Pick out the lines below that contain the string "Algemene" and copy them all.

Provided entries below:

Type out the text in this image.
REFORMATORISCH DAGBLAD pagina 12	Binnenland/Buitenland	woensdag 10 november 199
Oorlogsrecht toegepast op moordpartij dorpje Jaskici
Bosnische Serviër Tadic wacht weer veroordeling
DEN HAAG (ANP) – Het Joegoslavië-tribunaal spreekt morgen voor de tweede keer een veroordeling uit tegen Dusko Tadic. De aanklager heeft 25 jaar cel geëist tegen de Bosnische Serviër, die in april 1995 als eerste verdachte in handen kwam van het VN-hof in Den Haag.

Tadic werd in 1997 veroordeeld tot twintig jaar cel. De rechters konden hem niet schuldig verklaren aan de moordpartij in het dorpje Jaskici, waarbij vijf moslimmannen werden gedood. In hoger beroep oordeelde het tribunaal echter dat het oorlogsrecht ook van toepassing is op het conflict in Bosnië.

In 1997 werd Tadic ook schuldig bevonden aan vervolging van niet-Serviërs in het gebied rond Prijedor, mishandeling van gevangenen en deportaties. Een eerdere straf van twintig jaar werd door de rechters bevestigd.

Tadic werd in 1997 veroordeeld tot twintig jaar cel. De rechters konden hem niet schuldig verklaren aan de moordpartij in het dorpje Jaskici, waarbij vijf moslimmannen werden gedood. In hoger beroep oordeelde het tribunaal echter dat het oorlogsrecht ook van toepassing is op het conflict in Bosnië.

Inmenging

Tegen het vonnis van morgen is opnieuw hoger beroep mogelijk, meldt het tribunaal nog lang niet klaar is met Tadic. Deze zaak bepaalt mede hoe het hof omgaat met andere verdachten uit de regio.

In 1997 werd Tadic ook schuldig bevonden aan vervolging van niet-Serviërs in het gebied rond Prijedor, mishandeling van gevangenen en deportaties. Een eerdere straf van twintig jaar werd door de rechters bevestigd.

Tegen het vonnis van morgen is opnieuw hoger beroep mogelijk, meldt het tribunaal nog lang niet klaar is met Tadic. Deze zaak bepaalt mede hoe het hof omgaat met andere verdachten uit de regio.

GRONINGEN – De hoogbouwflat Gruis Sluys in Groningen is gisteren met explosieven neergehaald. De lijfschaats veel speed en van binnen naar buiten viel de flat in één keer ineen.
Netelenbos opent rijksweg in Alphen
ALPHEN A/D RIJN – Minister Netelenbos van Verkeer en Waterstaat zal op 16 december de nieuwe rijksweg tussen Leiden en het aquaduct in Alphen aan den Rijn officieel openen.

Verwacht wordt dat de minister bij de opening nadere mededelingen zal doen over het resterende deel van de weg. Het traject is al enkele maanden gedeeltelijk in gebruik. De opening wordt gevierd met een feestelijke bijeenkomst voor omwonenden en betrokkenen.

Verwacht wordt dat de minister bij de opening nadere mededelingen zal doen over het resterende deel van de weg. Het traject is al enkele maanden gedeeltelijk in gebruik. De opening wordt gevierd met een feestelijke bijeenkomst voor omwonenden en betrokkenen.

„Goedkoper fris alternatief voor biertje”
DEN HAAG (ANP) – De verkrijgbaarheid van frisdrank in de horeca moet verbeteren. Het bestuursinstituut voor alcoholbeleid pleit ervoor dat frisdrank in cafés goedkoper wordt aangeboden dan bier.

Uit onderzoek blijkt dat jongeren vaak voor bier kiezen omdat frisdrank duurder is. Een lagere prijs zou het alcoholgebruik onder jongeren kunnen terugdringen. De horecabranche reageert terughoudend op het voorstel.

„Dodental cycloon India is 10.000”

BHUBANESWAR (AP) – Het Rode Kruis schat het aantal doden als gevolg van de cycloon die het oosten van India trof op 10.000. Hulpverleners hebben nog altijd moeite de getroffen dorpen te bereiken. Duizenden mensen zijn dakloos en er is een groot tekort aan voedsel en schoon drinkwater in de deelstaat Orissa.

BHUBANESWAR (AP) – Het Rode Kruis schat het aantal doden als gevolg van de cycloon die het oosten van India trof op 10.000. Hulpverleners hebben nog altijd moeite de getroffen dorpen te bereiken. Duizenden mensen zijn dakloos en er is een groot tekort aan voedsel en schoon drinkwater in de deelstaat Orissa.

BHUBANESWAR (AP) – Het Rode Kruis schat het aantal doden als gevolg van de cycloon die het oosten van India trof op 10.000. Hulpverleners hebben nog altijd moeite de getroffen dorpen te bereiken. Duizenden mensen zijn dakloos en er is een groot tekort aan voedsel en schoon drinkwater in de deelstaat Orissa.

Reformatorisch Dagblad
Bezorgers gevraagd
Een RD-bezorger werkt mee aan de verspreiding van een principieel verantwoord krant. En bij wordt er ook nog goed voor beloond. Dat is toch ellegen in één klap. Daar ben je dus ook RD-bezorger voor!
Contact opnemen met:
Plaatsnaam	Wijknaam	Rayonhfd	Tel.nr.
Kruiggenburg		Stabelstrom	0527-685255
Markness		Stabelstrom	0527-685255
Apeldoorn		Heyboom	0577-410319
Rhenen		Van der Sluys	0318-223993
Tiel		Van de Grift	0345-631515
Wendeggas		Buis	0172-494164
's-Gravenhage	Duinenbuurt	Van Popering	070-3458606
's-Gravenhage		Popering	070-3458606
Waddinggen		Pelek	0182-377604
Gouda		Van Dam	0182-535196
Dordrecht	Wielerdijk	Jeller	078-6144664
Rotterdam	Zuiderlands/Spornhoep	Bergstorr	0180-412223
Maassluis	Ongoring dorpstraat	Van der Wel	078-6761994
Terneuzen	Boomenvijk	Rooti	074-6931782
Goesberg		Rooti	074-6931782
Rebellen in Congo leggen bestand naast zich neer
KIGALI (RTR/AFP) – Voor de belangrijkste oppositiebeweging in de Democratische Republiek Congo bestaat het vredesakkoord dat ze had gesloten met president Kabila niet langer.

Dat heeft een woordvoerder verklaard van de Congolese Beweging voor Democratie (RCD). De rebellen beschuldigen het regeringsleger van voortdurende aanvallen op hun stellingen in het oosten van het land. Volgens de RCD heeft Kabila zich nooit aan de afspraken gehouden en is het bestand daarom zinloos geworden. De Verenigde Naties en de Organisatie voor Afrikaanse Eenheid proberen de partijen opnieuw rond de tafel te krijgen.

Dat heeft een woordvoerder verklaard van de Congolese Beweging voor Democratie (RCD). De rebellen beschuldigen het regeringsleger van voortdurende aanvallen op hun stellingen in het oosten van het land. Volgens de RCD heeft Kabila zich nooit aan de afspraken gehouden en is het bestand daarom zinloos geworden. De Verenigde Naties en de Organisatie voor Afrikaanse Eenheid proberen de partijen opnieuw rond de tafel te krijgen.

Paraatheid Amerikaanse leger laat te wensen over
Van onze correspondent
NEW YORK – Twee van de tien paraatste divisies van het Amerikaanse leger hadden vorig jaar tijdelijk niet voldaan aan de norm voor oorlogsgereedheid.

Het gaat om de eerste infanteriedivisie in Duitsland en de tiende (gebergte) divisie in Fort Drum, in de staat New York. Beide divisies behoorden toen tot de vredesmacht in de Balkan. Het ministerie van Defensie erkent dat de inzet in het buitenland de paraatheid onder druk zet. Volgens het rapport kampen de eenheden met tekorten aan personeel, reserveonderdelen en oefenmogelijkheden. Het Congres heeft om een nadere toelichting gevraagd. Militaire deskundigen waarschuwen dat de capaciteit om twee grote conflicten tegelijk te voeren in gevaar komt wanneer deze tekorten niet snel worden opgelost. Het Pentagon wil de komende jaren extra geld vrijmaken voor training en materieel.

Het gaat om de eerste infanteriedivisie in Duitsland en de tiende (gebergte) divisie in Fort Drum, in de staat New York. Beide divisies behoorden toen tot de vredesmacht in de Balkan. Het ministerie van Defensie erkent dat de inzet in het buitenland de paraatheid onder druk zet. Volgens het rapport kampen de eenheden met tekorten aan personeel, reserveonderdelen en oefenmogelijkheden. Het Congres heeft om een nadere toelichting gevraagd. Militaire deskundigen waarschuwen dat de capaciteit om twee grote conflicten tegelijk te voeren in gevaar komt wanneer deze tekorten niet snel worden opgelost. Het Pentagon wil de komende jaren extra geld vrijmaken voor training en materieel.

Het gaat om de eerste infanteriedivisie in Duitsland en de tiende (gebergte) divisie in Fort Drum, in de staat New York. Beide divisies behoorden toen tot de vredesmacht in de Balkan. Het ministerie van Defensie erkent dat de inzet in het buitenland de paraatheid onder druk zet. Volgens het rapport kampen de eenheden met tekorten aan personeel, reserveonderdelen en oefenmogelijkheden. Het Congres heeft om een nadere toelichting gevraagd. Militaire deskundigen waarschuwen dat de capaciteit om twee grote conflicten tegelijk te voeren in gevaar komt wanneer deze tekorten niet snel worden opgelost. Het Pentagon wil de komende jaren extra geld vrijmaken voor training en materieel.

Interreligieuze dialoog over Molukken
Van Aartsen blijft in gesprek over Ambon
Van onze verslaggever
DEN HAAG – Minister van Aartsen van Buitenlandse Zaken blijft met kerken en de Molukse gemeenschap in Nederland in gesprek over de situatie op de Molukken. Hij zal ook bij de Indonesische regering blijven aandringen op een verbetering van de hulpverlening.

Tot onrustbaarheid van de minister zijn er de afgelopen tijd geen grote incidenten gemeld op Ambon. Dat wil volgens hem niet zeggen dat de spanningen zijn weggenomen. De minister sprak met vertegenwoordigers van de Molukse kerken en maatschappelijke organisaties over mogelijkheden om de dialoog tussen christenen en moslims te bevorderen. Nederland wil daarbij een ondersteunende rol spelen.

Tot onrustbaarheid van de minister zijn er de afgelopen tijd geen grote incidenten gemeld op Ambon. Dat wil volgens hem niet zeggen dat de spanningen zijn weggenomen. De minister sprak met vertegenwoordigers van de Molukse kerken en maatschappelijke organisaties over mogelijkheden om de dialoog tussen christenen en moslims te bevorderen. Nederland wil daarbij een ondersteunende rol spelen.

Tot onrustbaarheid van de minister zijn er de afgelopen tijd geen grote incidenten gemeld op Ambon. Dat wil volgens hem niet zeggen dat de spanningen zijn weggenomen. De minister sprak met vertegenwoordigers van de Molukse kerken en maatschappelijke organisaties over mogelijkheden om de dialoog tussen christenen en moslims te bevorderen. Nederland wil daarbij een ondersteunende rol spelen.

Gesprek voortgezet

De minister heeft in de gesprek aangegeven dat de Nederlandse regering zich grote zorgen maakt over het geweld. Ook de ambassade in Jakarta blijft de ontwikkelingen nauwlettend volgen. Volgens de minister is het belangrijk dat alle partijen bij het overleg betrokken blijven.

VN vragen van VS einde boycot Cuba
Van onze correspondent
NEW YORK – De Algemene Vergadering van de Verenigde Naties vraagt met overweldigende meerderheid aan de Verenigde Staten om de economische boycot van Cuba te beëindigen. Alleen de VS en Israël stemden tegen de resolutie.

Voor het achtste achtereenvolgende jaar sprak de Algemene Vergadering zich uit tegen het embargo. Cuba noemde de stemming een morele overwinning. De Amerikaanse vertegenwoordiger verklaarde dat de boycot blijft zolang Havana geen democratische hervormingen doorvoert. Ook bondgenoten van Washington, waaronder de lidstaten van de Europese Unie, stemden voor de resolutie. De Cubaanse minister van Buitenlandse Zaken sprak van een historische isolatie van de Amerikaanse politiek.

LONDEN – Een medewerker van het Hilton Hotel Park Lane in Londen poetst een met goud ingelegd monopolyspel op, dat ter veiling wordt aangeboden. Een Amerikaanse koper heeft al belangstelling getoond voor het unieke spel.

End of Provided entries.

**Exercise answer**
NEW YORK – De Algemene Vergadering van de Verenigde Naties vraagt met overweldigende meerderheid aan de Verenigde Staten om de economische boycot van Cuba te beëindigen. Alleen de VS en Israël stemden tegen de resolutie.
Voor het achtste achtereenvolgende jaar sprak de Algemene Vergadering zich uit tegen het embargo. Cuba noemde de stemming een morele overwinning. De Amerikaanse vertegenwoordiger verklaarde dat de boycot blijft zolang Havana geen democratische hervormingen doorvoert. Ook bondgenoten van Washington, waaronder de lidstaten van de Europese Unie, stemden voor de resolutie. De Cubaanse minister van Buitenlandse Zaken sprak van een historische isolatie van de Amerikaanse politiek.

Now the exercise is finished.